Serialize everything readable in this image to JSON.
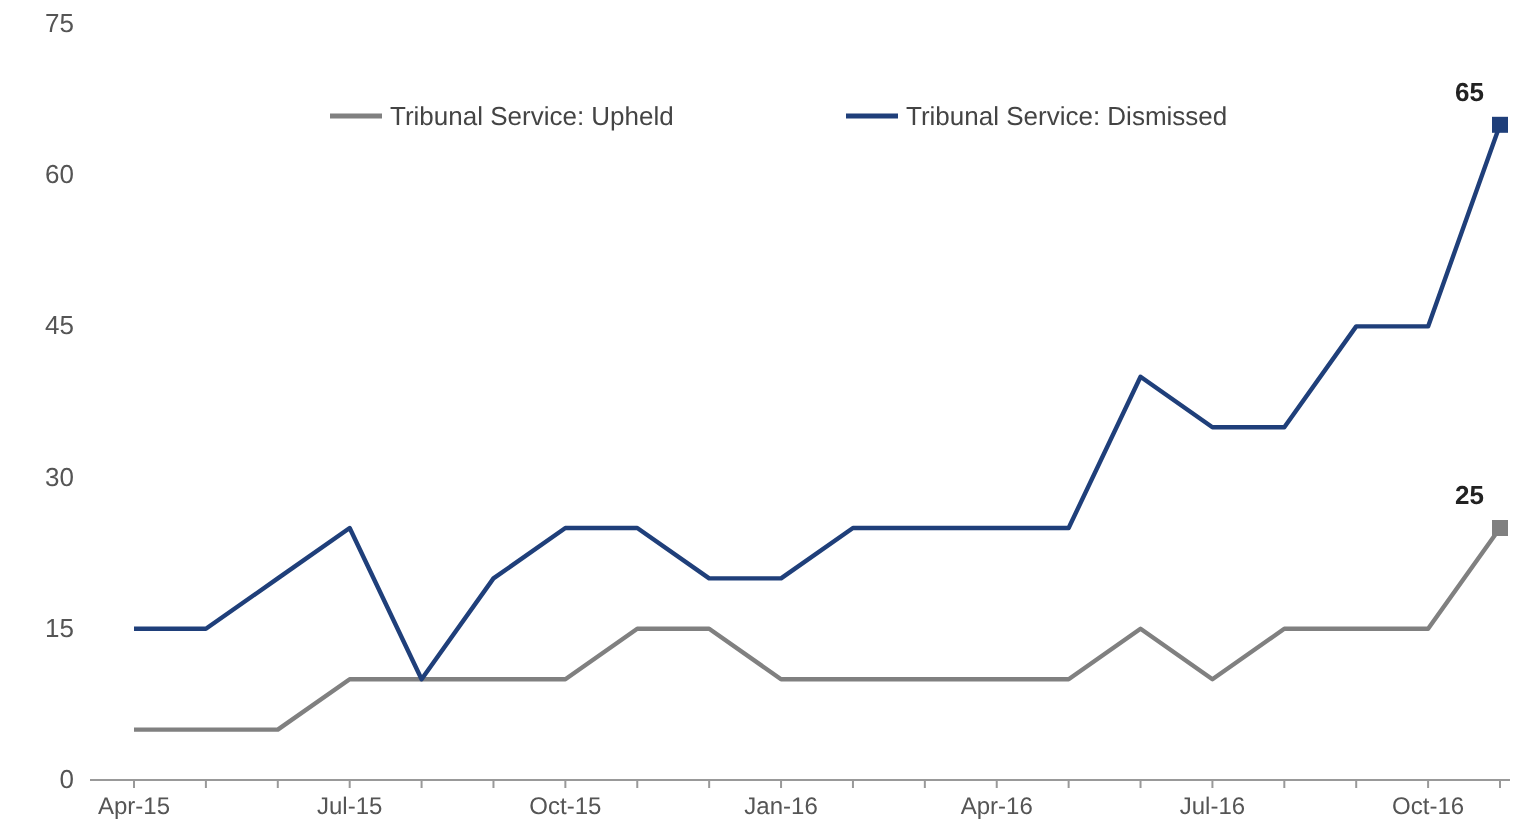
{
  "chart_data": {
    "type": "line",
    "categories": [
      "Apr-15",
      null,
      null,
      "Jul-15",
      null,
      null,
      "Oct-15",
      null,
      null,
      "Jan-16",
      null,
      null,
      "Apr-16",
      null,
      null,
      "Jul-16",
      null,
      null,
      "Oct-16",
      null
    ],
    "series": [
      {
        "name": "Tribunal Service: Upheld",
        "color": "#808080",
        "values": [
          5,
          5,
          5,
          10,
          10,
          10,
          10,
          15,
          15,
          10,
          10,
          10,
          10,
          10,
          15,
          10,
          15,
          15,
          15,
          25
        ],
        "value_labels": [
          null,
          null,
          null,
          null,
          null,
          null,
          null,
          null,
          null,
          null,
          null,
          null,
          null,
          null,
          null,
          null,
          null,
          null,
          null,
          "25"
        ]
      },
      {
        "name": "Tribunal Service: Dismissed",
        "color": "#1f3f7a",
        "values": [
          15,
          15,
          20,
          25,
          10,
          20,
          25,
          25,
          20,
          20,
          25,
          25,
          25,
          25,
          40,
          35,
          35,
          45,
          45,
          65
        ],
        "value_labels": [
          null,
          null,
          null,
          null,
          null,
          null,
          null,
          null,
          null,
          null,
          null,
          null,
          null,
          null,
          null,
          null,
          null,
          null,
          null,
          "65"
        ]
      }
    ],
    "ylim": [
      0,
      75
    ],
    "yticks": [
      0,
      15,
      30,
      45,
      60,
      75
    ],
    "grid": false,
    "legend": "top",
    "marker": "none",
    "line_style": "solid"
  }
}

------------------------------------

▶ [Exercise details]: Without including any pictures, please restate all the records exactly.

▶ [Exercise output]:
Serialize everything readable in this image to JSON.
{
  "chart_data": {
    "type": "line",
    "categories": [
      "Apr-15",
      null,
      null,
      "Jul-15",
      null,
      null,
      "Oct-15",
      null,
      null,
      "Jan-16",
      null,
      null,
      "Apr-16",
      null,
      null,
      "Jul-16",
      null,
      null,
      "Oct-16",
      null
    ],
    "series": [
      {
        "name": "Tribunal Service: Upheld",
        "color": "#808080",
        "values": [
          5,
          5,
          5,
          10,
          10,
          10,
          10,
          15,
          15,
          10,
          10,
          10,
          10,
          10,
          15,
          10,
          15,
          15,
          15,
          25
        ],
        "value_labels": [
          null,
          null,
          null,
          null,
          null,
          null,
          null,
          null,
          null,
          null,
          null,
          null,
          null,
          null,
          null,
          null,
          null,
          null,
          null,
          "25"
        ]
      },
      {
        "name": "Tribunal Service: Dismissed",
        "color": "#1f3f7a",
        "values": [
          15,
          15,
          20,
          25,
          10,
          20,
          25,
          25,
          20,
          20,
          25,
          25,
          25,
          25,
          40,
          35,
          35,
          45,
          45,
          65
        ],
        "value_labels": [
          null,
          null,
          null,
          null,
          null,
          null,
          null,
          null,
          null,
          null,
          null,
          null,
          null,
          null,
          null,
          null,
          null,
          null,
          null,
          "65"
        ]
      }
    ],
    "ylim": [
      0,
      75
    ],
    "yticks": [
      0,
      15,
      30,
      45,
      60,
      75
    ],
    "grid": false,
    "legend": "top",
    "marker": "none",
    "line_style": "solid"
  }
}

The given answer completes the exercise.